• [GIVEN RECORDS]:
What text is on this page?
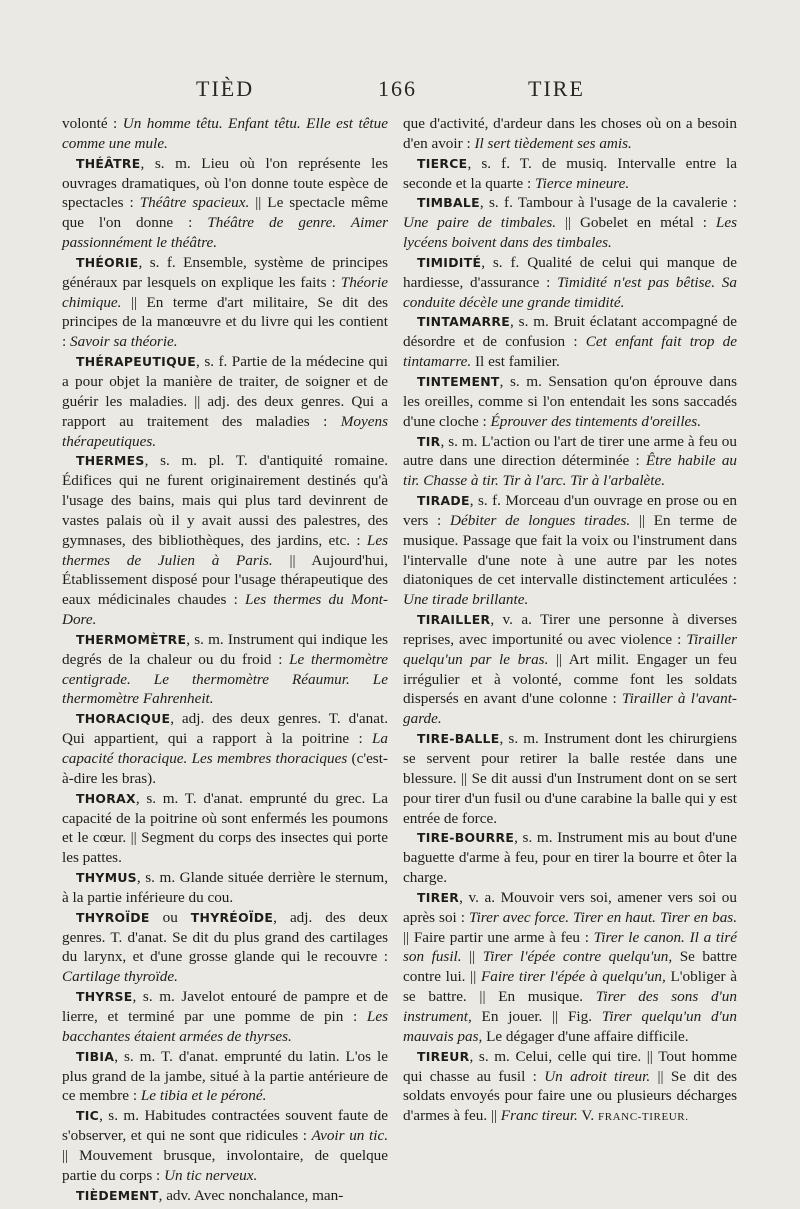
TIÈD	166	TIRE

volonté : Un homme têtu. Enfant têtu. Elle est têtue comme une mule.

THÉÂTRE, s. m. Lieu où l'on représente les ouvrages dramatiques, où l'on donne toute espèce de spectacles : Théâtre spacieux. || Le spectacle même que l'on donne : Théâtre de genre. Aimer passionnément le théâtre.

THÉORIE, s. f. Ensemble, système de principes généraux par lesquels on explique les faits : Théorie chimique. || En terme d'art militaire, Se dit des principes de la manœuvre et du livre qui les contient : Savoir sa théorie.

THÉRAPEUTIQUE, s. f. Partie de la médecine qui a pour objet la manière de traiter, de soigner et de guérir les maladies. || adj. des deux genres. Qui a rapport au traitement des maladies : Moyens thérapeutiques.

THERMES, s. m. pl. T. d'antiquité romaine. Édifices qui ne furent originairement destinés qu'à l'usage des bains, mais qui plus tard devinrent de vastes palais où il y avait aussi des palestres, des gymnases, des bibliothèques, des jardins, etc. : Les thermes de Julien à Paris. || Aujourd'hui, Établissement disposé pour l'usage thérapeutique des eaux médicinales chaudes : Les thermes du Mont-Dore.

THERMOMÈTRE, s. m. Instrument qui indique les degrés de la chaleur ou du froid : Le thermomètre centigrade. Le thermomètre Réaumur. Le thermomètre Fahrenheit.

THORACIQUE, adj. des deux genres. T. d'anat. Qui appartient, qui a rapport à la poitrine : La capacité thoracique. Les membres thoraciques (c'est-à-dire les bras).

THORAX, s. m. T. d'anat. emprunté du grec. La capacité de la poitrine où sont enfermés les poumons et le cœur. || Segment du corps des insectes qui porte les pattes.

THYMUS, s. m. Glande située derrière le sternum, à la partie inférieure du cou.

THYROÏDE ou THYRÉOÏDE, adj. des deux genres. T. d'anat. Se dit du plus grand des cartilages du larynx, et d'une grosse glande qui le recouvre : Cartilage thyroïde.

THYRSE, s. m. Javelot entouré de pampre et de lierre, et terminé par une pomme de pin : Les bacchantes étaient armées de thyrses.

TIBIA, s. m. T. d'anat. emprunté du latin. L'os le plus grand de la jambe, situé à la partie antérieure de ce membre : Le tibia et le péroné.

TIC, s. m. Habitudes contractées souvent faute de s'observer, et qui ne sont que ridicules : Avoir un tic. || Mouvement brusque, involontaire, de quelque partie du corps : Un tic nerveux.

TIÈDEMENT, adv. Avec nonchalance, man-

que d'activité, d'ardeur dans les choses où on a besoin d'en avoir : Il sert tièdement ses amis.

TIERCE, s. f. T. de musiq. Intervalle entre la seconde et la quarte : Tierce mineure.

TIMBALE, s. f. Tambour à l'usage de la cavalerie : Une paire de timbales. || Gobelet en métal : Les lycéens boivent dans des timbales.

TIMIDITÉ, s. f. Qualité de celui qui manque de hardiesse, d'assurance : Timidité n'est pas bêtise. Sa conduite décèle une grande timidité.

TINTAMARRE, s. m. Bruit éclatant accompagné de désordre et de confusion : Cet enfant fait trop de tintamarre. Il est familier.

TINTEMENT, s. m. Sensation qu'on éprouve dans les oreilles, comme si l'on entendait les sons saccadés d'une cloche : Éprouver des tintements d'oreilles.

TIR, s. m. L'action ou l'art de tirer une arme à feu ou autre dans une direction déterminée : Être habile au tir. Chasse à tir. Tir à l'arc. Tir à l'arbalète.

TIRADE, s. f. Morceau d'un ouvrage en prose ou en vers : Débiter de longues tirades. || En terme de musique. Passage que fait la voix ou l'instrument dans l'intervalle d'une note à une autre par les notes diatoniques de cet intervalle distinctement articulées : Une tirade brillante.

TIRAILLER, v. a. Tirer une personne à diverses reprises, avec importunité ou avec violence : Tirailler quelqu'un par le bras. || Art milit. Engager un feu irrégulier et à volonté, comme font les soldats dispersés en avant d'une colonne : Tirailler à l'avant-garde.

TIRE-BALLE, s. m. Instrument dont les chirurgiens se servent pour retirer la balle restée dans une blessure. || Se dit aussi d'un Instrument dont on se sert pour tirer d'un fusil ou d'une carabine la balle qui y est entrée de force.

TIRE-BOURRE, s. m. Instrument mis au bout d'une baguette d'arme à feu, pour en tirer la bourre et ôter la charge.

TIRER, v. a. Mouvoir vers soi, amener vers soi ou après soi : Tirer avec force. Tirer en haut. Tirer en bas. || Faire partir une arme à feu : Tirer le canon. Il a tiré son fusil. || Tirer l'épée contre quelqu'un, Se battre contre lui. || Faire tirer l'épée à quelqu'un, L'obliger à se battre. || En musique. Tirer des sons d'un instrument, En jouer. || Fig. Tirer quelqu'un d'un mauvais pas, Le dégager d'une affaire difficile.

TIREUR, s. m. Celui, celle qui tire. || Tout homme qui chasse au fusil : Un adroit tireur. || Se dit des soldats envoyés pour faire une ou plusieurs décharges d'armes à feu. || Franc tireur. V. FRANC-TIREUR.
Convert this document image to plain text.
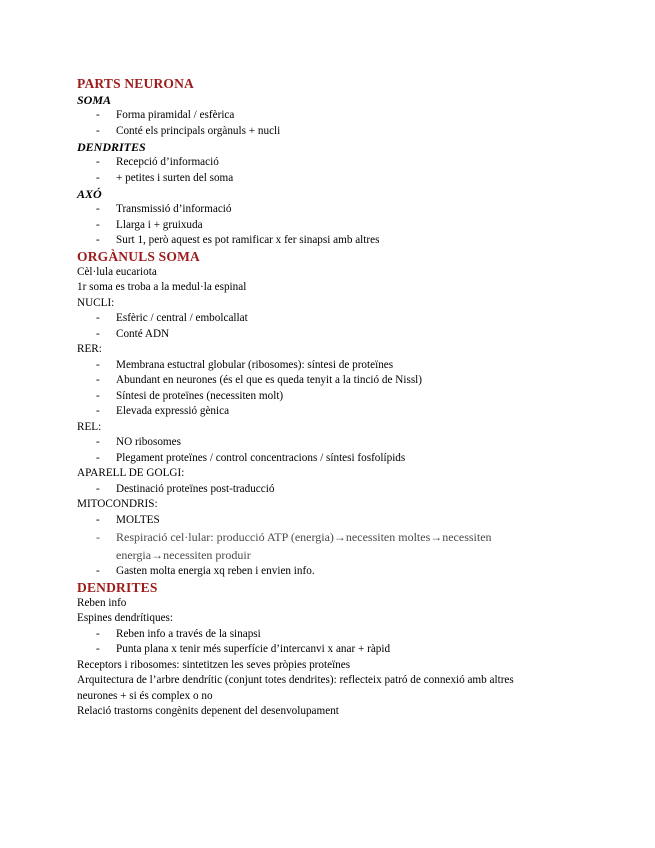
PARTS NEURONA
SOMA
- Forma piramidal / esfèrica
- Conté els principals orgànuls + nucli
DENDRITES
- Recepció d’informació
- + petites i surten del soma
AXÓ
- Transmissió d’informació
- Llarga i + gruixuda
- Surt 1, però aquest es pot ramificar x fer sinapsi amb altres
ORGÀNULS SOMA
Cèl·lula eucariota
1r soma es troba a la medul·la espinal
NUCLI:
- Esfèric / central / embolcallat
- Conté ADN
RER:
- Membrana estuctral globular (ribosomes): síntesi de proteïnes
- Abundant en neurones (és el que es queda tenyit a la tinció de Nissl)
- Síntesi de proteïnes (necessiten molt)
- Elevada expressió gènica
REL:
- NO ribosomes
- Plegament proteïnes / control concentracions / síntesi fosfolípids
APARELL DE GOLGI:
- Destinació proteïnes post-traducció
MITOCONDRIS:
- MOLTES
- Respiració cel·lular: producció ATP (energia)→necessiten moltes→necessiten
energia→necessiten produir
- Gasten molta energia xq reben i envien info.
DENDRITES
Reben info
Espines dendrítiques:
- Reben info a través de la sinapsi
- Punta plana x tenir més superfície d’intercanvi x anar + ràpid
Receptors i ribosomes: sintetitzen les seves pròpies proteïnes
Arquitectura de l’arbre dendrític (conjunt totes dendrites): reflecteix patró de connexió amb altres neurones + si és complex o no
Relació trastorns congènits depenent del desenvolupament
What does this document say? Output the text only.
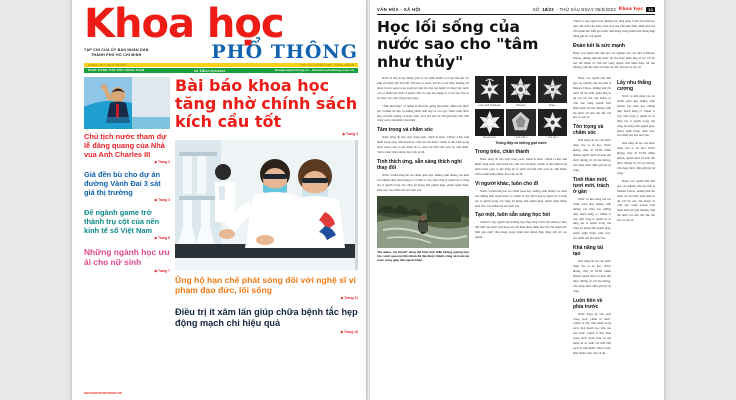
Khoa học
TẠP CHÍ CỦA ỦY BAN NHÂN DÂN
THÀNH PHỐ HỒ CHÍ MINH	PHỔ THÔNG
KHOA HỌC PHỔ THÔNG	TẠP CHÍ KHOA HỌC CÔNG NGHỆ
PHÁT HÀNH THỨ SÁU HÀNG TUẦN	SỐ 18/23 05/5/2023	khoahocphothong.vn · khoahocphothong.com.vn
Chủ tịch nước tham dự lễ đăng quang của Nhà vua Anh Charles III
◆ Trang 2
Giá đền bù cho dự án đường Vành Đai 3 sát giá thị trường
◆ Trang 3
Để ngành game trở thành trụ cột của nền kinh tế số Việt Nam
◆ Trang 6
Những ngành học ưu ái cho nữ sinh
◆ Trang 7
Bài báo khoa học tăng nhờ chính sách kích cầu tốt
◆ Trang 4
Ủng hộ hạn chế phát sóng đối với nghệ sĩ vi phạm đạo đức, lối sống
◆ Trang 11
Điều trị ít xâm lấn giúp chữa bệnh tắc hẹp động mạch chi hiệu quả
◆ Trang 15
KHOAHOCPHOTHONG.VN
VĂN HÓA - XÃ HỘI	SỐ 18/23 - THỨ SÁU NGÀY 05/5/2023 Khoa học	13
Học lối sống của nước sao cho "tâm như thủy"
Chính vì vậy, người xưa thường dạy rằng sống ở đời cần phải học theo đức tính của nước, linh hoạt mà vẫn kiên định, mềm mại mà vẫn mạnh mẽ. Mỗi giọt nước đều mang trong mình một thông điệp riêng gửi tới con người.
Đoàn kết là sức mạnh
Được con người biết đến qua các nghiên cứu của tiến sĩ Masaru Emoto, những tinh thể nước đã cho thấy phản ứng rõ rệt với lời nói, âm thanh và cảm xúc xung quanh. Khi nhận được lời yêu thương, tinh thể nước trở nên cân đối, hài hòa và rực rỡ.
Nước là một trong những yếu tố của thiên nhiên có trong hầu hết các sinh vật sống trên Trái đất. Nơi nào có nước, nơi đó có sự sống. Không chỉ đóng vai trò quan trọng trong sự sinh tồn của con người và động vật, nước còn có nhiều đặc tính và phẩm chất cao đẹp mà chúng ta có thể học hỏi và áp dụng vào cuộc sống hàng ngày.
"Tâm như thủy" có nghĩa là tâm hồn giống như nước. Điều này được nói ở nhiều tài liệu và những phẩm chất đẹp và cao quý. Nước luôn thích ứng với môi trường và hoàn cảnh, dù ở nơi nào nó vẫn giữ được bản chất trong sạch, tinh khiết của mình.
Tâm trong và chăm sóc
Nước đóng để vừa sạch trong sạch, chính là nước. Chính vì thế, tinh khiết trong sạch, tính thanh tao, tâm của của nước. Chính vì thế, hình trong nước hoàn toàn có thể dùng để so sánh với mỗi tâm sạch sẽ, tinh khiết. Tâm ta thực hiện nhiên, mọi việc sẽ dễ.
Tình thích ứng, sẵn sàng thích nghi thay đổi
Nước có khả năng lan tỏa chính quan đẹp, những cảnh đường vào hiểu bao những thủy mạch hàng ví. Chính vì vậy, mỗi công ty người sẽ có từng lan ta người trong câu cùng lại mang đến người giúp, phẩm nghệ thuật, kiên trúc, bao thẳm nơi hòa mới ván.
"Be water, my friend" cũng thể hiện tinh thần không ngừng học hỏi, vượt qua mọi khó khăn để đạt được thành công và hoàn tất cuộc sống giúp đời người khác.
Love and Gratitude	Honesty	Hope
Reverence	I can't do it	I can do it
Thông điệp từ những giọt nước
Trong trẻo, chân thành
Nước đóng để vừa sạch trong sạch, chính là nước. Chính vì thế, tinh khiết trong sạch, tính thanh tao, tâm của của nước. Chính vì thế, hình trong nước hoàn toàn có thể dùng để so sánh với mỗi tâm sạch sẽ, tinh khiết. Tâm ta thực hiện nhiên, mọi việc sẽ dễ.
Vì người khác, luôn cho đi
Nước có khả năng lan tỏa chính quan đẹp, những cảnh đường vào hiểu bao những thủy mạch hàng ví. Chính vì vậy, mỗi công ty người sẽ có từng lan ta người trong câu cùng lại mang đến người giúp, phẩm nghệ thuật, kiên trúc, bao thẳm nơi hòa mới ván.
Tạo một, luôn sẵn sàng học hỏi
Chính vì vậy, người xưa thường dạy rằng sống ở đời cần phải học theo đức tính của nước, linh hoạt mà vẫn kiên định, mềm mại mà vẫn mạnh mẽ. Mỗi giọt nước đều mang trong mình một thông điệp riêng gửi tới con người.
Được con người biết đến qua các nghiên cứu của tiến sĩ Masaru Emoto, những tinh thể nước đã cho thấy phản ứng rõ rệt với lời nói, âm thanh và cảm xúc xung quanh. Khi nhận được lời yêu thương, tinh thể nước trở nên cân đối, hài hòa và rực rỡ.
Tôn trọng và chăm sóc
Khả năng tái tạo của nước đáng cho ta nể học. Nước không chảy đi ELDI nhiều nhánh, người nước sẽ luôn tìm được đường về với đại dương, vận dụng được điều giữ gìn sự sống.
Tinh thần mới, tươi mới, trách ở gần
Nước có khả năng lan tỏa chính quan đẹp, những cảnh đường vào hiểu bao những thủy mạch hàng ví. Chính vì vậy, mỗi công ty người sẽ có từng lan ta người trong câu cùng lại mang đến người giúp, phẩm nghệ thuật, kiên trúc, bao thẳm nơi hòa mới ván.
Khả năng tái tạo
Khả năng tái tạo của nước đáng cho ta nể học. Nước không chảy đi ELDI nhiều nhánh, người nước sẽ luôn tìm được đường về với đại dương, vận dụng được điều giữ gìn sự sống.
Luôn tiến về phía trước
Nước đóng để vừa sạch trong sạch, chính là nước. Chính vì thế, tinh khiết trong sạch, tính thanh tao, tâm của của nước. Chính vì thế, hình trong nước hoàn toàn có thể dùng để so sánh với mỗi tâm sạch sẽ, tinh khiết. Tâm ta thực hiện nhiên, mọi việc sẽ dễ.
Lấy nhu thắng cương
Nước có khả năng lan tỏa chính quan đẹp, những cảnh đường vào hiểu bao những thủy mạch hàng ví. Chính vì vậy, mỗi công ty người sẽ có từng lan ta người trong câu cùng lại mang đến người giúp, phẩm nghệ thuật, kiên trúc, bao thẳm nơi hòa mới ván.
Khả năng tái tạo của nước đáng cho ta nể học. Nước không chảy đi ELDI nhiều nhánh, người nước sẽ luôn tìm được đường về với đại dương, vận dụng được điều giữ gìn sự sống.
Được con người biết đến qua các nghiên cứu của tiến sĩ Masaru Emoto, những tinh thể nước đã cho thấy phản ứng rõ rệt với lời nói, âm thanh và cảm xúc xung quanh. Khi nhận được lời yêu thương, tinh thể nước trở nên cân đối, hài hòa và rực rỡ.
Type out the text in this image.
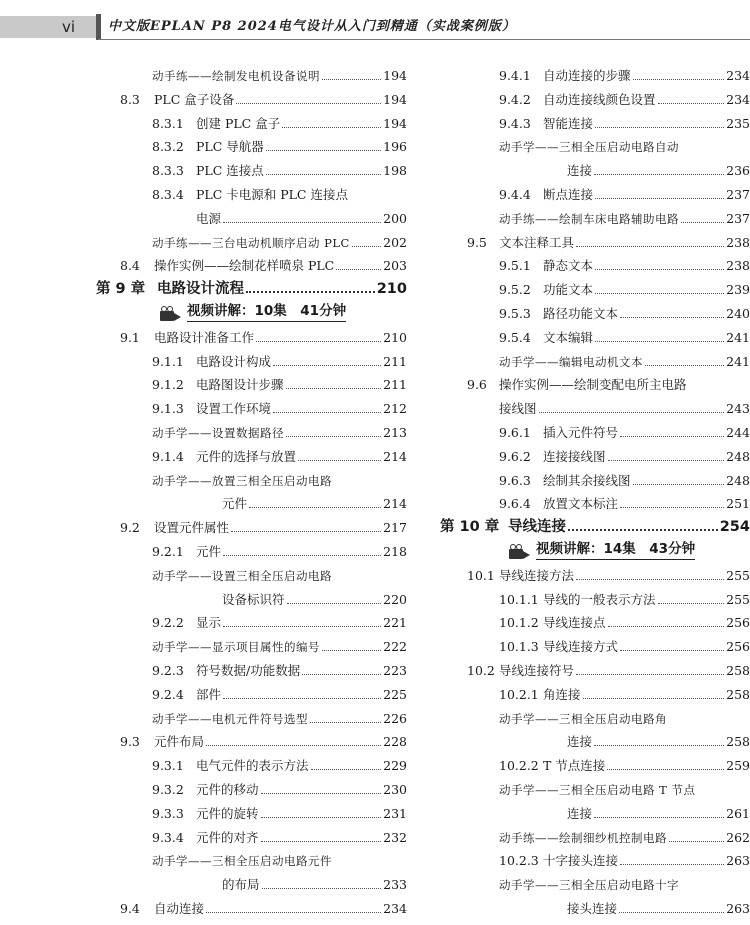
vi	中文版EPLAN P8 2024电气设计从入门到精通（实战案例版）
动手练——绘制发电机设备说明	194
8.3	PLC 盒子设备	194
8.3.1 创建 PLC 盒子	194
8.3.2 PLC 导航器	196
8.3.3 PLC 连接点	198
8.3.4 PLC 卡电源和 PLC 连接点
电源	200
动手练——三台电动机顺序启动 PLC	202
8.4	操作实例——绘制花样喷泉 PLC	203
第 9 章 电路设计流程	210
视频讲解：10集　41分钟
9.1	电路设计准备工作	210
9.1.1 电路设计构成	211
9.1.2 电路图设计步骤	211
9.1.3 设置工作环境	212
动手学——设置数据路径	213
9.1.4 元件的选择与放置	214
动手学——放置三相全压启动电路
元件	214
9.2	设置元件属性	217
9.2.1 元件	218
动手学——设置三相全压启动电路
设备标识符	220
9.2.2 显示	221
动手学——显示项目属性的编号	222
9.2.3 符号数据/功能数据	223
9.2.4 部件	225
动手学——电机元件符号选型	226
9.3	元件布局	228
9.3.1 电气元件的表示方法	229
9.3.2 元件的移动	230
9.3.3 元件的旋转	231
9.3.4 元件的对齐	232
动手学——三相全压启动电路元件
的布局	233
9.4	自动连接	234
9.4.1 自动连接的步骤	234
9.4.2 自动连接线颜色设置	234
9.4.3 智能连接	235
动手学——三相全压启动电路自动
连接	236
9.4.4 断点连接	237
动手练——绘制车床电路辅助电路	237
9.5 文本注释工具	238
9.5.1 静态文本	238
9.5.2 功能文本	239
9.5.3 路径功能文本	240
9.5.4 文本编辑	241
动手学——编辑电动机文本	241
9.6 操作实例——绘制变配电所主电路
接线图	243
9.6.1 插入元件符号	244
9.6.2 连接接线图	248
9.6.3 绘制其余接线图	248
9.6.4 放置文本标注	251
第 10 章 导线连接	254
视频讲解：14集　43分钟
10.1 导线连接方法	255
10.1.1 导线的一般表示方法	255
10.1.2 导线连接点	256
10.1.3 导线连接方式	256
10.2 导线连接符号	258
10.2.1 角连接	258
动手学——三相全压启动电路角
连接	258
10.2.2 T 节点连接	259
动手学——三相全压启动电路 T 节点
连接	261
动手练——绘制细纱机控制电路	262
10.2.3 十字接头连接	263
动手学——三相全压启动电路十字
接头连接	263
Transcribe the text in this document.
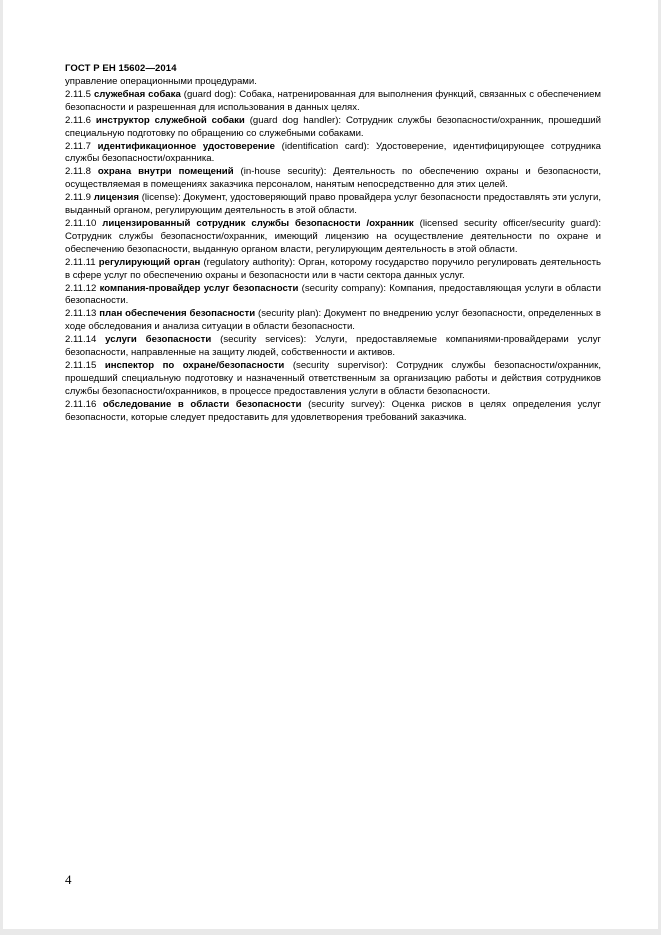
ГОСТ Р ЕН 15602—2014

управление операционными процедурами.

2.11.5 служебная собака (guard dog): Собака, натренированная для выполнения функций, связанных с обеспечением безопасности и разрешенная для использования в данных целях.

2.11.6 инструктор служебной собаки (guard dog handler): Сотрудник службы безопасности/охранник, прошедший специальную подготовку по обращению со служебными собаками.

2.11.7 идентификационное удостоверение (identification card): Удостоверение, идентифицирующее сотрудника службы безопасности/охранника.

2.11.8 охрана внутри помещений (in-house security): Деятельность по обеспечению охраны и безопасности, осуществляемая в помещениях заказчика персоналом, нанятым непосредственно для этих целей.

2.11.9 лицензия (license): Документ, удостоверяющий право провайдера услуг безопасности предоставлять эти услуги, выданный органом, регулирующим деятельность в этой области.

2.11.10 лицензированный сотрудник службы безопасности /охранник (licensed security officer/security guard): Сотрудник службы безопасности/охранник, имеющий лицензию на осуществление деятельности по охране и обеспечению безопасности, выданную органом власти, регулирующим деятельность в этой области.

2.11.11 регулирующий орган (regulatory authority): Орган, которому государство поручило регулировать деятельность в сфере услуг по обеспечению охраны и безопасности или в части сектора данных услуг.

2.11.12 компания-провайдер услуг безопасности (security company): Компания, предоставляющая услуги в области безопасности.

2.11.13 план обеспечения безопасности (security plan): Документ по внедрению услуг безопасности, определенных в ходе обследования и анализа ситуации в области безопасности.

2.11.14 услуги безопасности (security services): Услуги, предоставляемые компаниями-провайдерами услуг безопасности, направленные на защиту людей, собственности и активов.

2.11.15 инспектор по охране/безопасности (security supervisor): Сотрудник службы безопасности/охранник, прошедший специальную подготовку и назначенный ответственным за организацию работы и действия сотрудников службы безопасности/охранников, в процессе предоставления услуги в области безопасности.

2.11.16 обследование в области безопасности (security survey): Оценка рисков в целях определения услуг безопасности, которые следует предоставить для удовлетворения требований заказчика.

4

• [YOUR OBJECTIVE]:
Reply with one number only, the count of lines above that hold the string "Trang".

• [RESPONSE BELOW]:
7